Exercise requirements >> Copy every line of the data that contains the string "heißt".

Items from a dataset
--- BEGIN ---

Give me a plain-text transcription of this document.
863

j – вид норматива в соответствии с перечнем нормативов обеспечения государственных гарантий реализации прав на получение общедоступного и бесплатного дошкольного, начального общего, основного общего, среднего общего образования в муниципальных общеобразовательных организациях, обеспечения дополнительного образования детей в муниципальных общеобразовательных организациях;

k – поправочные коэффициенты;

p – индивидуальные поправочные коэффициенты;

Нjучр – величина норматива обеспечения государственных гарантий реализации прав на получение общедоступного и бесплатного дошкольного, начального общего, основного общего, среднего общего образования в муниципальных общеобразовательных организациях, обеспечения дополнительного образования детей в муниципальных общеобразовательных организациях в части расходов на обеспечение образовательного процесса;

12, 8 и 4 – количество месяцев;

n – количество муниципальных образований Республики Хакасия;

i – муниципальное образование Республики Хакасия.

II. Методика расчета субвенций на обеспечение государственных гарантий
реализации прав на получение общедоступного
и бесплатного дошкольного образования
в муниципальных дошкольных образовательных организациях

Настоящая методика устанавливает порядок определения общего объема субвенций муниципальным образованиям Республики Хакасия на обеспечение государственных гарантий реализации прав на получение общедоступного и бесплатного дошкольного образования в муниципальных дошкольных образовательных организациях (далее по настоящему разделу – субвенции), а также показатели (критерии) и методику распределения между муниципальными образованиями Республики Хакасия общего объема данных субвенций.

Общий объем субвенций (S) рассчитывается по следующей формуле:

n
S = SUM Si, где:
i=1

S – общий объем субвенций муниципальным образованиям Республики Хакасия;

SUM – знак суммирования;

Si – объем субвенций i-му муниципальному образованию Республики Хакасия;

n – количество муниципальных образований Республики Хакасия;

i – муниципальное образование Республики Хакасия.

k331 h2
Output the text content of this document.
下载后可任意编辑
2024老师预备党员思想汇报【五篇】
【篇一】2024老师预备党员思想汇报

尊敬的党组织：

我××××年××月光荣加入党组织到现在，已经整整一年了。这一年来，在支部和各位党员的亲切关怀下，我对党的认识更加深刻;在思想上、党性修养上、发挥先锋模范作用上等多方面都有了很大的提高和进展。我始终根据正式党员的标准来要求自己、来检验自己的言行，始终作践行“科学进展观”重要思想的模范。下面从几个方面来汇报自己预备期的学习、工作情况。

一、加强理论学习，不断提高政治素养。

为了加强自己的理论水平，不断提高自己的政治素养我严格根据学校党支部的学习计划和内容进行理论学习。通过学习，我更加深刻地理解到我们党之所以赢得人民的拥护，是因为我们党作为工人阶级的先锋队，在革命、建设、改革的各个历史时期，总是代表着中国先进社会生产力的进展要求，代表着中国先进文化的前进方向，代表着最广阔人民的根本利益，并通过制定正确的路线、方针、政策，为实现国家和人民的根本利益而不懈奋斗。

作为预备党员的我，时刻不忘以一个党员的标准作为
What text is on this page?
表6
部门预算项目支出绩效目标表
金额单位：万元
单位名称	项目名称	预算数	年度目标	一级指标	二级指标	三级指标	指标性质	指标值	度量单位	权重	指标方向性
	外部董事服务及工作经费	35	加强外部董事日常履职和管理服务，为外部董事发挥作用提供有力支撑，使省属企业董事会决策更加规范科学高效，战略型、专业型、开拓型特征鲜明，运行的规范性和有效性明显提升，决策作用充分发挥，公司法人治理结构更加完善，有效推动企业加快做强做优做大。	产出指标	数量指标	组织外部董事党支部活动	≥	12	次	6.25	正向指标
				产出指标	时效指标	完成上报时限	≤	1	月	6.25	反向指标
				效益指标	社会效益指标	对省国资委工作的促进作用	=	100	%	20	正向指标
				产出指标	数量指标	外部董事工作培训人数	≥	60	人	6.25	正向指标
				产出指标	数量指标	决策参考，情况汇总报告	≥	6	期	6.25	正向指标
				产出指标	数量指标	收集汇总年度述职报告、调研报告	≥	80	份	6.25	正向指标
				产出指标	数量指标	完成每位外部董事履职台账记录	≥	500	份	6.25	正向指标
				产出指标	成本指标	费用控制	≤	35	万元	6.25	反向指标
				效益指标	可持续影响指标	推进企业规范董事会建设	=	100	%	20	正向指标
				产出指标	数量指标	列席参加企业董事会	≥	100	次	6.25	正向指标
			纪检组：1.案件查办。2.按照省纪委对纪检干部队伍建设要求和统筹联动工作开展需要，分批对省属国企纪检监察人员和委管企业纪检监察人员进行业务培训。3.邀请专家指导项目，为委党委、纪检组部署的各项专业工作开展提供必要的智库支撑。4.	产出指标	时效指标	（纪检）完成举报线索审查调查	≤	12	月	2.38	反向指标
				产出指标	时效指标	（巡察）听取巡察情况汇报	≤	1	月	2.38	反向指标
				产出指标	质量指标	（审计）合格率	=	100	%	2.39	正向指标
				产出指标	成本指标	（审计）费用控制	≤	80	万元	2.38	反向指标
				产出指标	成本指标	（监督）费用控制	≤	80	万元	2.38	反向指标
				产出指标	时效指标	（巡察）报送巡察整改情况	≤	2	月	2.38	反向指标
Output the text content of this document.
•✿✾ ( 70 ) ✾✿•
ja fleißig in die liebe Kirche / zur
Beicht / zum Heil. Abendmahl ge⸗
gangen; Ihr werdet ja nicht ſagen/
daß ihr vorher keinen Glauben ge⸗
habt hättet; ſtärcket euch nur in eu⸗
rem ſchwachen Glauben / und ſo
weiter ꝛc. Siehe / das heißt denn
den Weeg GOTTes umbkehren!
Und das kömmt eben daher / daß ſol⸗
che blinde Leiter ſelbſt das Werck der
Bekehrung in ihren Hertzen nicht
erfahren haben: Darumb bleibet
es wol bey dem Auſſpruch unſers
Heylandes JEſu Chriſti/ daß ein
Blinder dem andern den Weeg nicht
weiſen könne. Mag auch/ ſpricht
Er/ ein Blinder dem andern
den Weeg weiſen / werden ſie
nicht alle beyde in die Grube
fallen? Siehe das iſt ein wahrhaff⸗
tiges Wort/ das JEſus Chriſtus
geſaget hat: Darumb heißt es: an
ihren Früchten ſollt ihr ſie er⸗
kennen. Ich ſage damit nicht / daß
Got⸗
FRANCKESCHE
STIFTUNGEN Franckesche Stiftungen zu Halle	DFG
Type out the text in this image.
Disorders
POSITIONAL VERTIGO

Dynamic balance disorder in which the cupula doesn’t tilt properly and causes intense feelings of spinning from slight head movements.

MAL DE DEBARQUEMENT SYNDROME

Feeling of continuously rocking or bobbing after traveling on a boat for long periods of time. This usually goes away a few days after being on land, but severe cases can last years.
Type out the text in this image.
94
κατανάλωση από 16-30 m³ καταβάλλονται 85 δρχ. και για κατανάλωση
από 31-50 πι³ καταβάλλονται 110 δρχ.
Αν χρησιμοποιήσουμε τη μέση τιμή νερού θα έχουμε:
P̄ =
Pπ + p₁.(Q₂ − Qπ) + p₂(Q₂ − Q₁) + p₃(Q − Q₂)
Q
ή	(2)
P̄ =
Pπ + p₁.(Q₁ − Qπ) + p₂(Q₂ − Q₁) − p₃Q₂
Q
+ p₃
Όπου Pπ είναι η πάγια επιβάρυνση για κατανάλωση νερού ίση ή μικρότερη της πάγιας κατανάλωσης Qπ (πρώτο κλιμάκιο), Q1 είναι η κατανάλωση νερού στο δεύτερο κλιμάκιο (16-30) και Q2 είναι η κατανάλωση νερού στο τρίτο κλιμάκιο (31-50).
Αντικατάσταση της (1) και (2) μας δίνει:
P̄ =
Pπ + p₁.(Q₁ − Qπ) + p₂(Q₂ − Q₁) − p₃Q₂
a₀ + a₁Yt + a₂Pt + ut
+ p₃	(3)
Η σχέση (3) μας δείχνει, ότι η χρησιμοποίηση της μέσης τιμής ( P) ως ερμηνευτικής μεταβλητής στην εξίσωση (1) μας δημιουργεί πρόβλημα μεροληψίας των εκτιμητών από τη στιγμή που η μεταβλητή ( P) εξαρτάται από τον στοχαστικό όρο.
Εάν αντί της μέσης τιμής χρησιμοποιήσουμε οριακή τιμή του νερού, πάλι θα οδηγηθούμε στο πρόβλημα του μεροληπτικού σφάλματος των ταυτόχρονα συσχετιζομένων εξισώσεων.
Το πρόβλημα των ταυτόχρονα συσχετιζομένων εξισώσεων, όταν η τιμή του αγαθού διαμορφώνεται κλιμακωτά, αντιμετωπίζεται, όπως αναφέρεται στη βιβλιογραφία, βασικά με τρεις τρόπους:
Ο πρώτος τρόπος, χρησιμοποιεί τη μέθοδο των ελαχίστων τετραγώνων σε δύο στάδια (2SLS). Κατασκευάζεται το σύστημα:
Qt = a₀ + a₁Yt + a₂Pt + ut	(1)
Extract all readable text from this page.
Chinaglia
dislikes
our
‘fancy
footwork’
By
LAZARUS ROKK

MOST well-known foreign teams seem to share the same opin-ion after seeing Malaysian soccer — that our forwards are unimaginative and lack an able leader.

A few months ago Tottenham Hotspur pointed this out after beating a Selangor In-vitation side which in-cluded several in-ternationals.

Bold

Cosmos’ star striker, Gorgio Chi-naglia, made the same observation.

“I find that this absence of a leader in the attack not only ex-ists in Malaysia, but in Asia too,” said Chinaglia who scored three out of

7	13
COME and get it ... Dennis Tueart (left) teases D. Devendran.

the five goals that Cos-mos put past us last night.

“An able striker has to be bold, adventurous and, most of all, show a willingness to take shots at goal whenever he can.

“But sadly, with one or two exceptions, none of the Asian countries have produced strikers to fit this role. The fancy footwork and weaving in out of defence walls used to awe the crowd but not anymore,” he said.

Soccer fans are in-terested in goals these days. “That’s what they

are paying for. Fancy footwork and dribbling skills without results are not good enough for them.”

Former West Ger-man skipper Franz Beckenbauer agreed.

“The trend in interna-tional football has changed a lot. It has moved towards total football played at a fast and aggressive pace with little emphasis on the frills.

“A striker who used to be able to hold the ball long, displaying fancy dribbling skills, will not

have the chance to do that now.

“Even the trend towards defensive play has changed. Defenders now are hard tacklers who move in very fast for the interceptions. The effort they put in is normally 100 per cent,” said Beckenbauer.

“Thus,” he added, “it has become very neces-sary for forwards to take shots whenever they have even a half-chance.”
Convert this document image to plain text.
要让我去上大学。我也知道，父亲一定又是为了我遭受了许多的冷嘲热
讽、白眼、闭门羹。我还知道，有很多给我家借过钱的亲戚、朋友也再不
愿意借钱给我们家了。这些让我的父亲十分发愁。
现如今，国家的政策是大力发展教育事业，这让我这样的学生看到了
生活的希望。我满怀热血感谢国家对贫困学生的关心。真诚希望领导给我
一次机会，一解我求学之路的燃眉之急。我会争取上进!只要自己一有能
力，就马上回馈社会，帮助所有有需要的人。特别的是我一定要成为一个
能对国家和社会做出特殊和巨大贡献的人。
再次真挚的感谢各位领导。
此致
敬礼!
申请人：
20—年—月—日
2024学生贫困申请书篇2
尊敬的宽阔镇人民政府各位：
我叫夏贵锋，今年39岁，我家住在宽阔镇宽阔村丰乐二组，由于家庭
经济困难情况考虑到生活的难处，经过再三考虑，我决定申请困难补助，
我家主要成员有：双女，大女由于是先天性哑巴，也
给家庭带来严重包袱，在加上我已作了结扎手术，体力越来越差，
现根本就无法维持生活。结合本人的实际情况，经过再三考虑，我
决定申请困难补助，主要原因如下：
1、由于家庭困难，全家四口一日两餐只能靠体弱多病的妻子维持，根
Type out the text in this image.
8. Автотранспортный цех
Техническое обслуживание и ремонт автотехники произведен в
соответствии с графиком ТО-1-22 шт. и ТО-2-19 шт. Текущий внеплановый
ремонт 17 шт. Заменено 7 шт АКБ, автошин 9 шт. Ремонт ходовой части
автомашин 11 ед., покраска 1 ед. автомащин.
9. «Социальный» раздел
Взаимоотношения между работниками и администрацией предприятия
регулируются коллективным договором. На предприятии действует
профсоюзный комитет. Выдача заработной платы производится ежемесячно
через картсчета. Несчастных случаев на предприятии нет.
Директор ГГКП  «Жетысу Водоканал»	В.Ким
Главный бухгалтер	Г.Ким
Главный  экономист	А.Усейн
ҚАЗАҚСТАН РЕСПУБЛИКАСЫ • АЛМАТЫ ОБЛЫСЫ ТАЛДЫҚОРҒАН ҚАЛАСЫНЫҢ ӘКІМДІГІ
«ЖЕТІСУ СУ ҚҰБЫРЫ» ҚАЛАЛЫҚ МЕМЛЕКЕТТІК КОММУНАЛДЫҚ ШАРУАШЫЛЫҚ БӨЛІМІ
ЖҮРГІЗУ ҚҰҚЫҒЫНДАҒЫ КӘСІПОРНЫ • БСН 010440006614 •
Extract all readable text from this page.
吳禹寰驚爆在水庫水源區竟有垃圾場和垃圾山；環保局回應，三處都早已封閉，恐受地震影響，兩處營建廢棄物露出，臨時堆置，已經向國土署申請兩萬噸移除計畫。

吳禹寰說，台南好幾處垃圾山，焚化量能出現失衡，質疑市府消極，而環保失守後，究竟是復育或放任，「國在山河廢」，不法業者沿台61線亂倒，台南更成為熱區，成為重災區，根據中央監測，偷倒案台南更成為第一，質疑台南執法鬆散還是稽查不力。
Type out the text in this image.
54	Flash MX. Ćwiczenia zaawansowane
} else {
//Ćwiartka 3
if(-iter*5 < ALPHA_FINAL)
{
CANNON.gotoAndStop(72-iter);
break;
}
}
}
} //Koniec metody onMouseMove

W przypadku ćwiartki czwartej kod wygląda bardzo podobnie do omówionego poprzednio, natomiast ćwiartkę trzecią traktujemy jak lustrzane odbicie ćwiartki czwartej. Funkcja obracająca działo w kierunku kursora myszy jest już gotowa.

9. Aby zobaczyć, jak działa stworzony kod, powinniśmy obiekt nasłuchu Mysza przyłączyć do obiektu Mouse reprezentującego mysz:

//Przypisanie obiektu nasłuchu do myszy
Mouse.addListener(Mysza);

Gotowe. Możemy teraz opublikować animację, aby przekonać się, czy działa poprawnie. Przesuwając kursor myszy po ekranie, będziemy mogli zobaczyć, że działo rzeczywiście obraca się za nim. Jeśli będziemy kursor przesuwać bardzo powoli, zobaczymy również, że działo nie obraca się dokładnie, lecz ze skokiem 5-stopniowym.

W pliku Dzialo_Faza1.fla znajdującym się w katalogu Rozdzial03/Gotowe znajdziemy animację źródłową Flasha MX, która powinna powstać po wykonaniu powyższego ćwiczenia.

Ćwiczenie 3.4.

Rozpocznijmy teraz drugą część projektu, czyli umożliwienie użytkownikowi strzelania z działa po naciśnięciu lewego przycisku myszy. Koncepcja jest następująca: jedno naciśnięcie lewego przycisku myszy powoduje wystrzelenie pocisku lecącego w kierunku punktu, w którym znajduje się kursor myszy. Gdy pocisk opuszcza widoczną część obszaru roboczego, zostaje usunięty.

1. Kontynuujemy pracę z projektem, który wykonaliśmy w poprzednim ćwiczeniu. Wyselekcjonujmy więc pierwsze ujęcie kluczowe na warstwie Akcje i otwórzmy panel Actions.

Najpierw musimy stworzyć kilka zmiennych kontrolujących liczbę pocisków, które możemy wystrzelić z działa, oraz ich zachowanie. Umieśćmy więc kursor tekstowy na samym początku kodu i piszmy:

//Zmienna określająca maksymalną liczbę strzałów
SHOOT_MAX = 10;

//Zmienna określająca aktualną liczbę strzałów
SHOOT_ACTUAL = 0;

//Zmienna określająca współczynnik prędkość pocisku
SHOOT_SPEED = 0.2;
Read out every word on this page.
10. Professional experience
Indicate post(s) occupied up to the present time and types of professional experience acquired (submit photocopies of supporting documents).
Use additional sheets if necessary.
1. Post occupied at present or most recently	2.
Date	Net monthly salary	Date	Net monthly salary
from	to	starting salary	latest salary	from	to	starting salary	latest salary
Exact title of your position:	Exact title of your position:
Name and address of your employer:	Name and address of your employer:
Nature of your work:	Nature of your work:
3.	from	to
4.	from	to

--- END ---

Output for this task >>
weiter ꝛc. Siehe / das heißt denn
geſaget hat: Darumb heißt es: an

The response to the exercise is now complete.